Can all of these lines be returned exactly?

[Data listing]
───

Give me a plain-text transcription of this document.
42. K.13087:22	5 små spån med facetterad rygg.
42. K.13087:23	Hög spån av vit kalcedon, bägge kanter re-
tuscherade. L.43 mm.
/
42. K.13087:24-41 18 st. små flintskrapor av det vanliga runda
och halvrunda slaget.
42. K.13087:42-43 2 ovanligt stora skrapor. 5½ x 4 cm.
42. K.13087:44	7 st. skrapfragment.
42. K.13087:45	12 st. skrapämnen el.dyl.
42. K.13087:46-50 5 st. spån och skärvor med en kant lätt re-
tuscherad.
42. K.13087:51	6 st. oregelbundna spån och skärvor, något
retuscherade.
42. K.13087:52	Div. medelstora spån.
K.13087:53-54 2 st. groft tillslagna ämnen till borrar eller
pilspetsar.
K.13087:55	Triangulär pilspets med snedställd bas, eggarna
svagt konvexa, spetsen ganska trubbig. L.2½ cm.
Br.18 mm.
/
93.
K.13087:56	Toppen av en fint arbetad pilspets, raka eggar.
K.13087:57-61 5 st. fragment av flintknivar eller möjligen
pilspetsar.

───

> **WRITTEN SOLUTION**
Give me a plain-text transcription of this document.
42. K.13087:22	5 små spån med facetterad rygg.
42. K.13087:23	Hög spån av vit kalcedon, bägge kanter re-
tuscherade. L.43 mm.
/
42. K.13087:24-41 18 st. små flintskrapor av det vanliga runda
och halvrunda slaget.
42. K.13087:42-43 2 ovanligt stora skrapor. 5½ x 4 cm.
42. K.13087:44	7 st. skrapfragment.
42. K.13087:45	12 st. skrapämnen el.dyl.
42. K.13087:46-50 5 st. spån och skärvor med en kant lätt re-
tuscherad.
42. K.13087:51	6 st. oregelbundna spån och skärvor, något
retuscherade.
42. K.13087:52	Div. medelstora spån.
K.13087:53-54 2 st. groft tillslagna ämnen till borrar eller
pilspetsar.
K.13087:55	Triangulär pilspets med snedställd bas, eggarna
svagt konvexa, spetsen ganska trubbig. L.2½ cm.
Br.18 mm.
/
93.
K.13087:56	Toppen av en fint arbetad pilspets, raka eggar.
K.13087:57-61 5 st. fragment av flintknivar eller möjligen
pilspetsar.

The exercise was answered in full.